**DIRECTION**
Keep only the lines that hold the string "subtitle", filtering out the rest of the entries below.

**SUPPLIED DATA**

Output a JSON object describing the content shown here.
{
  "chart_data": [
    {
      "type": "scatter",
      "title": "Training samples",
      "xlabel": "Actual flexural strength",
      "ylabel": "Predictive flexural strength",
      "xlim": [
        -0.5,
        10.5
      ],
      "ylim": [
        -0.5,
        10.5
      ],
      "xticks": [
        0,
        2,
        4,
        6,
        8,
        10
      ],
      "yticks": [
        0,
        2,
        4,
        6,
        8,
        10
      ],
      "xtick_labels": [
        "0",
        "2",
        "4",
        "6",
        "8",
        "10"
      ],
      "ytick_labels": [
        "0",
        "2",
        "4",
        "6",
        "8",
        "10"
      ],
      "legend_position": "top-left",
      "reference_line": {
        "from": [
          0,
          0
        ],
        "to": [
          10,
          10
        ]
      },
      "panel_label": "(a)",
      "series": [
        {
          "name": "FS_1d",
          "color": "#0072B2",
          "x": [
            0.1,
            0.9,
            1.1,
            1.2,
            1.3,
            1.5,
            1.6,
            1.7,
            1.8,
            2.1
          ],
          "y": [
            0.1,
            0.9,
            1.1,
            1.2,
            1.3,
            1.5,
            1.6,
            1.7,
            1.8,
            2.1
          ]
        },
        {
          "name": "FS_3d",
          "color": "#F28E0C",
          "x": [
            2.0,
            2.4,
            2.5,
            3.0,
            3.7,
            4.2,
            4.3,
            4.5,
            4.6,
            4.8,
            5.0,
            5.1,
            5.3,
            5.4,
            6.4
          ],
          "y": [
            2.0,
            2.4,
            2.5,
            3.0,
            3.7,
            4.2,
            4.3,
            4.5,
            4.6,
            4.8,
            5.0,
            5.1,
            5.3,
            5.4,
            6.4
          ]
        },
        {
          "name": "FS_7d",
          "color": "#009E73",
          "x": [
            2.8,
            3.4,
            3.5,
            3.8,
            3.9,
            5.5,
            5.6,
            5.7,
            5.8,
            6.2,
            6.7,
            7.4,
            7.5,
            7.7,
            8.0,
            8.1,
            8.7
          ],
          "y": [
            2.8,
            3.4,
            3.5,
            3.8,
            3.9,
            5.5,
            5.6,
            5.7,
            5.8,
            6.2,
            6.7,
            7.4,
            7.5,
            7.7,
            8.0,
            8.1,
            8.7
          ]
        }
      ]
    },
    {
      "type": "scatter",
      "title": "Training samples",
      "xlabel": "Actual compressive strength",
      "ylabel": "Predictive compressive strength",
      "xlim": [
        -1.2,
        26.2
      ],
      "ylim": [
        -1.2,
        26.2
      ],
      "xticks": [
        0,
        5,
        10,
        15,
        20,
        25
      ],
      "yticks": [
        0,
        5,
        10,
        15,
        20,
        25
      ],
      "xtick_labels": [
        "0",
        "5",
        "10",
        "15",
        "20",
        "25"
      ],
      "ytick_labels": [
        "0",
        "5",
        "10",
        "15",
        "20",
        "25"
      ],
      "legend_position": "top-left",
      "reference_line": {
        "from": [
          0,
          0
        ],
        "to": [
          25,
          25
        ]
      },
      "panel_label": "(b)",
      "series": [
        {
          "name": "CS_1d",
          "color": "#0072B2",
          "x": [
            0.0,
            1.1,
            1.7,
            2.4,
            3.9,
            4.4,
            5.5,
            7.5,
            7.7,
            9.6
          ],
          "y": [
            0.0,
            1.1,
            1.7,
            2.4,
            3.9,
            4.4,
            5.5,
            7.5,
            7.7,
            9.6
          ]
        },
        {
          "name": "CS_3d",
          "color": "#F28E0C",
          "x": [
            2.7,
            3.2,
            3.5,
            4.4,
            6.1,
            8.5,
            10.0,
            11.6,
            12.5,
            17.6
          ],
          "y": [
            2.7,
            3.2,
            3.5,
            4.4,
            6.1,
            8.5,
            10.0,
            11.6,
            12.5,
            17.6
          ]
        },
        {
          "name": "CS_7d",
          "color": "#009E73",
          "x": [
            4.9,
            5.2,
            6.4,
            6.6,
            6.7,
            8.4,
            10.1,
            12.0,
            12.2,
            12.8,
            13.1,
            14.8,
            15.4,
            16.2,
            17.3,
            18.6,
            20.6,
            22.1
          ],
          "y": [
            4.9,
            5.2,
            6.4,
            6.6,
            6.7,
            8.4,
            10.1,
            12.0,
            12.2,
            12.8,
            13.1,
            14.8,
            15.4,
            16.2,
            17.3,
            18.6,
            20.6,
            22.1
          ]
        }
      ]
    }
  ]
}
--
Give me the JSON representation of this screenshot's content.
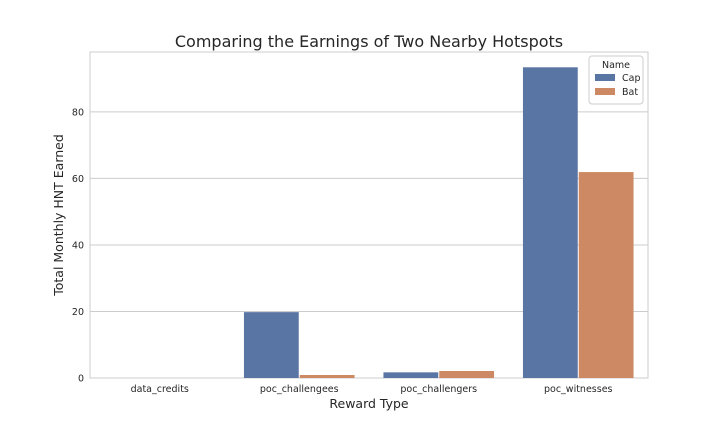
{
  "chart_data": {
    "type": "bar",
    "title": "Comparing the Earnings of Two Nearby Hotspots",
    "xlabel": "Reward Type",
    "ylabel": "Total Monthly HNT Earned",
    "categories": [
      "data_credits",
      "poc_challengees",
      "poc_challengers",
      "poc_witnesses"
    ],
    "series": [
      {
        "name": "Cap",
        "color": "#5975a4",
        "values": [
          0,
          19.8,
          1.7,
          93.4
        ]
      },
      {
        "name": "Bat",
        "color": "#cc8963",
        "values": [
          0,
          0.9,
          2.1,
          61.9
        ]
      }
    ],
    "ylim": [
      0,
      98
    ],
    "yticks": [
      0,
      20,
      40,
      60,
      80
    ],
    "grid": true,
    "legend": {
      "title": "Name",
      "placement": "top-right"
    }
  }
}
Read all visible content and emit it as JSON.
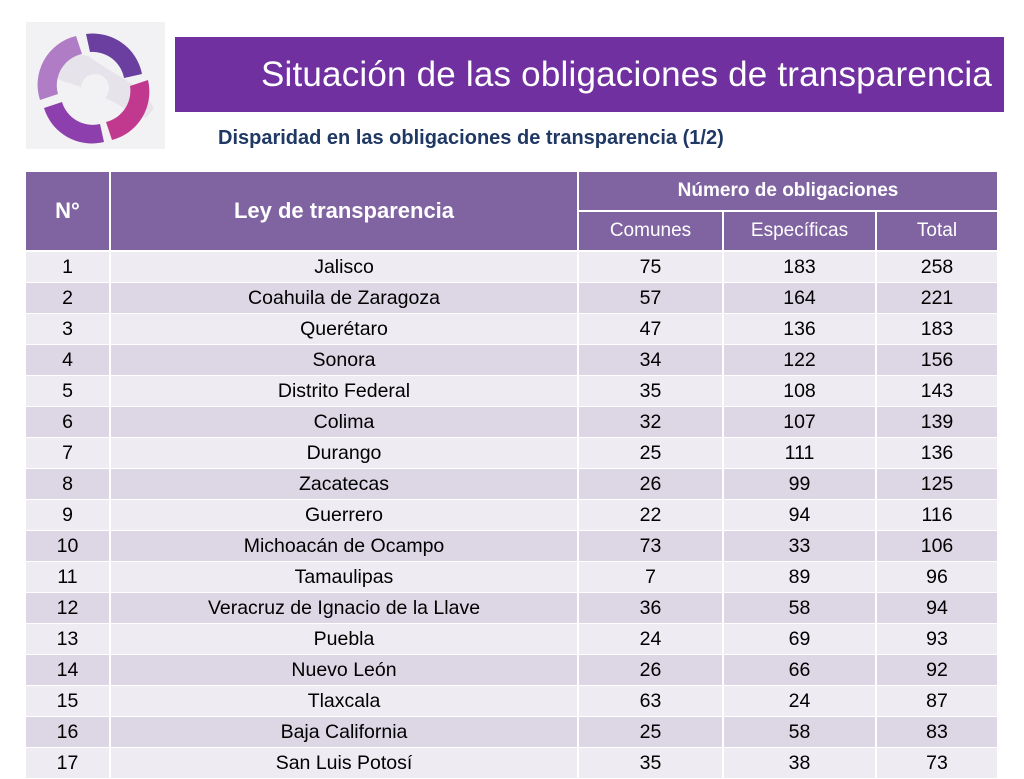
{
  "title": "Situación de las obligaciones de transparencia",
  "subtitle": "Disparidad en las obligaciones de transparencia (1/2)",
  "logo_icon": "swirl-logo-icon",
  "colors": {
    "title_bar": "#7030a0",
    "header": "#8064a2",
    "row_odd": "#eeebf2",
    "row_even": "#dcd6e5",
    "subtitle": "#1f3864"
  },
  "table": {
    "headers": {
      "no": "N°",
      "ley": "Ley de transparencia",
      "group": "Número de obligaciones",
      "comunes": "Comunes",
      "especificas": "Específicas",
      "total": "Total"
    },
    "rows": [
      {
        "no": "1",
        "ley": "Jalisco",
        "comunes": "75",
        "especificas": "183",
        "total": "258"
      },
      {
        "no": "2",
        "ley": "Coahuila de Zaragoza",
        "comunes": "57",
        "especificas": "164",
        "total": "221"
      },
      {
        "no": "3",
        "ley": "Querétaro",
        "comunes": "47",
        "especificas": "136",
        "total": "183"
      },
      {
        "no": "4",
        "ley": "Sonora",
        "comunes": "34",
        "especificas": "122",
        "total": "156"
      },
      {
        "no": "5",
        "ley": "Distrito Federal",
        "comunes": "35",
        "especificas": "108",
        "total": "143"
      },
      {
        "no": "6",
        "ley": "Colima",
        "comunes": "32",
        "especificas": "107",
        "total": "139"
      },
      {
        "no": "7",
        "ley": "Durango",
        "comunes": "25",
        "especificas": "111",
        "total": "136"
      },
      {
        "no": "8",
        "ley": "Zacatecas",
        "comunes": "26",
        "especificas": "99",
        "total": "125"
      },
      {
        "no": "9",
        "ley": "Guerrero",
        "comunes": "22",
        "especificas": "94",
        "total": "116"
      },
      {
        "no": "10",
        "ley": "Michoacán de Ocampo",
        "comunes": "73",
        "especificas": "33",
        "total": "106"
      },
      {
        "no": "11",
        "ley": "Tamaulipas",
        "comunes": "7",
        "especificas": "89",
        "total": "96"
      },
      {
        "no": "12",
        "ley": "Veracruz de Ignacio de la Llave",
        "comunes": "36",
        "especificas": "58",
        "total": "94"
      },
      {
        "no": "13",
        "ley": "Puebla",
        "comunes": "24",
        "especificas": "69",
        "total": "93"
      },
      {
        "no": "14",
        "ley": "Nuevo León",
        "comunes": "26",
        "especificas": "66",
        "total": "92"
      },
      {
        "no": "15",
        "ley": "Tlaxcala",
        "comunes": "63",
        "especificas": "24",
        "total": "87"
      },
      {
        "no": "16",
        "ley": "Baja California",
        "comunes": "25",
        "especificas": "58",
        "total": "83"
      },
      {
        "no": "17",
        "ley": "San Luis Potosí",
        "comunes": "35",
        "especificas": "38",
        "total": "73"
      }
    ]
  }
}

**EXERCISE RESULT**
  "subtitle": "Disparidad en las obligaciones de transparencia (1/2)",
    "subtitle": "#1f3864"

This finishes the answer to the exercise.